• [Exercise brief]:
Reading down the listing below, count the lines where the word "传统消费提至升级" shows up, then give only that count.

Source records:
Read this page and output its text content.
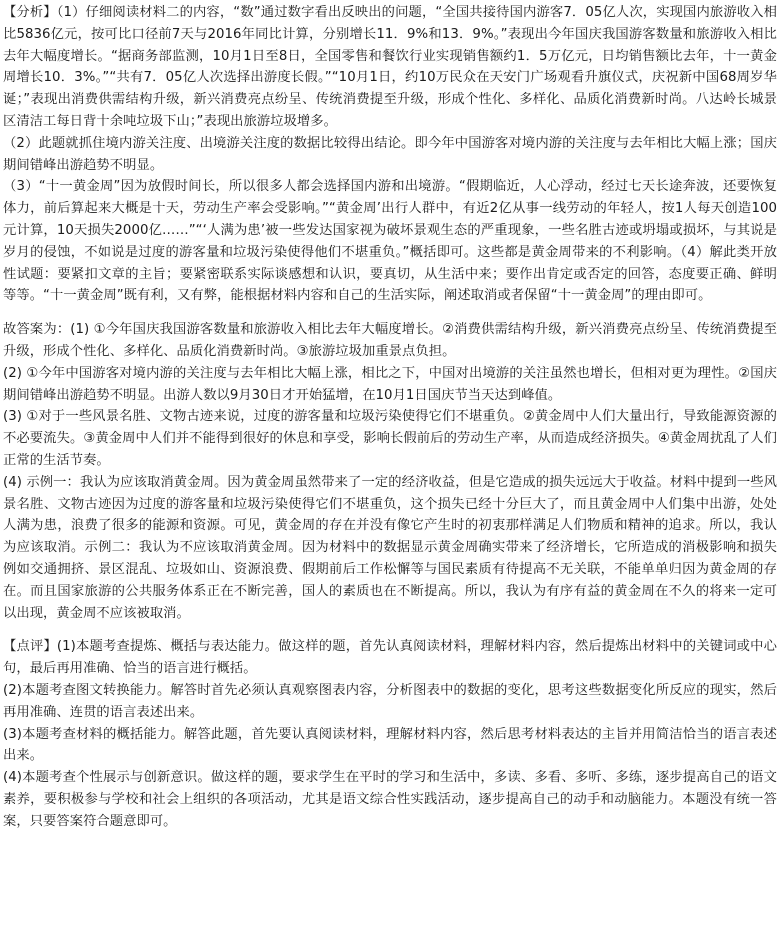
【分析】（1）仔细阅读材料二的内容，“数”通过数字看出反映出的问题，“全国共接待国内游客7．05亿人次，实现国内旅游收入相比5836亿元，按可比口径前7天与2016年同比计算，分别增长11．9%和13．9%。”表现出今年国庆我国游客数量和旅游收入相比去年大幅度增长。“据商务部监测，10月1日至8日，全国零售和餐饮行业实现销售额约1．5万亿元，日均销售额比去年，十一黄金周增长10．3%。”“共有7．05亿人次选择出游度长假。”“10月1日，约10万民众在天安门广场观看升旗仪式，庆祝新中国68周岁华诞；”表现出消费供需结构升级，新兴消费亮点纷呈、传统消费提至升级，形成个性化、多样化、品质化消费新时尚。八达岭长城景区清洁工每日背十余吨垃圾下山；”表现出旅游垃圾增多。

（2）此题就抓住境内游关注度、出境游关注度的数据比较得出结论。即今年中国游客对境内游的关注度与去年相比大幅上涨；国庆期间错峰出游趋势不明显。

（3）“十一黄金周”因为放假时间长，所以很多人都会选择国内游和出境游。“假期临近，人心浮动，经过七天长途奔波，还要恢复体力，前后算起来大概是十天，劳动生产率会受影响。”“黄金周’出行人群中，有近2亿从事一线劳动的年轻人，按1人每天创造100元计算，10天损失2000亿……”“‘人满为患’被一些发达国家视为破坏景观生态的严重现象，一些名胜古迹或坍塌或损坏，与其说是岁月的侵蚀，不如说是过度的游客量和垃圾污染使得他们不堪重负。”概括即可。这些都是黄金周带来的不利影响。（4）解此类开放性试题：要紧扣文章的主旨；要紧密联系实际谈感想和认识，要真切，从生活中来；要作出肯定或否定的回答，态度要正确、鲜明等等。“十一黄金周”既有利，又有弊，能根据材料内容和自己的生活实际，阐述取消或者保留“十一黄金周”的理由即可。

故答案为：(1) ①今年国庆我国游客数量和旅游收入相比去年大幅度增长。②消费供需结构升级，新兴消费亮点纷呈、传统消费提至升级，形成个性化、多样化、品质化消费新时尚。③旅游垃圾加重景点负担。

(2) ①今年中国游客对境内游的关注度与去年相比大幅上涨，相比之下，中国对出境游的关注虽然也增长，但相对更为理性。②国庆期间错峰出游趋势不明显。出游人数以9月30日才开始猛增，在10月1日国庆节当天达到峰值。

(3) ①对于一些风景名胜、文物古迹来说，过度的游客量和垃圾污染使得它们不堪重负。②黄金周中人们大量出行，导致能源资源的不必要流失。③黄金周中人们并不能得到很好的休息和享受，影响长假前后的劳动生产率，从而造成经济损失。④黄金周扰乱了人们正常的生活节奏。

(4) 示例一：我认为应该取消黄金周。因为黄金周虽然带来了一定的经济收益，但是它造成的损失远远大于收益。材料中提到一些风景名胜、文物古迹因为过度的游客量和垃圾污染使得它们不堪重负，这个损失已经十分巨大了，而且黄金周中人们集中出游，处处人满为患，浪费了很多的能源和资源。可见，黄金周的存在并没有像它产生时的初衷那样满足人们物质和精神的追求。所以，我认为应该取消。示例二：我认为不应该取消黄金周。因为材料中的数据显示黄金周确实带来了经济增长，它所造成的消极影响和损失例如交通拥挤、景区混乱、垃圾如山、资源浪费、假期前后工作松懈等与国民素质有待提高不无关联，不能单单归因为黄金周的存在。而且国家旅游的公共服务体系正在不断完善，国人的素质也在不断提高。所以，我认为有序有益的黄金周在不久的将来一定可以出现，黄金周不应该被取消。

【点评】(1)本题考查提炼、概括与表达能力。做这样的题，首先认真阅读材料，理解材料内容，然后提炼出材料中的关键词或中心句，最后再用准确、恰当的语言进行概括。

(2)本题考查图文转换能力。解答时首先必须认真观察图表内容，分析图表中的数据的变化，思考这些数据变化所反应的现实，然后再用准确、连贯的语言表述出来。

(3)本题考查材料的概括能力。解答此题，首先要认真阅读材料，理解材料内容，然后思考材料表达的主旨并用简洁恰当的语言表述出来。

(4)本题考查个性展示与创新意识。做这样的题，要求学生在平时的学习和生活中，多读、多看、多听、多练，逐步提高自己的语文素养，要积极参与学校和社会上组织的各项活动，尤其是语文综合性实践活动，逐步提高自己的动手和动脑能力。本题没有统一答案，只要答案符合题意即可。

• [Output]:
2